EXERCISE REQUIREMENTS. Reproduce the entire listing word for word.

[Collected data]
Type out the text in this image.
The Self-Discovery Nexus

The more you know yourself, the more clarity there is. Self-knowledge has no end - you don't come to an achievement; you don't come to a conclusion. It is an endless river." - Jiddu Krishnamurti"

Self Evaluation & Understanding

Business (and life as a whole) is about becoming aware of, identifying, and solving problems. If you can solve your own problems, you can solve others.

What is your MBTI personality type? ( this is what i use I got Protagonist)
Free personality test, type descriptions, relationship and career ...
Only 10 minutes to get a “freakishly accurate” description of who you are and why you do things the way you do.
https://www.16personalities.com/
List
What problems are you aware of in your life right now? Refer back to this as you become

WRITTEN RESPONSE.
Type out the text in this image.
The Self-Discovery Nexus

The more you know yourself, the more clarity there is. Self-knowledge has no end - you don't come to an achievement; you don't come to a conclusion. It is an endless river." - Jiddu Krishnamurti"

Self Evaluation & Understanding

Business (and life as a whole) is about becoming aware of, identifying, and solving problems. If you can solve your own problems, you can solve others.

What is your MBTI personality type? ( this is what i use I got Protagonist)
Free personality test, type descriptions, relationship and career ...
Only 10 minutes to get a “freakishly accurate” description of who you are and why you do things the way you do.
https://www.16personalities.com/
List
What problems are you aware of in your life right now? Refer back to this as you become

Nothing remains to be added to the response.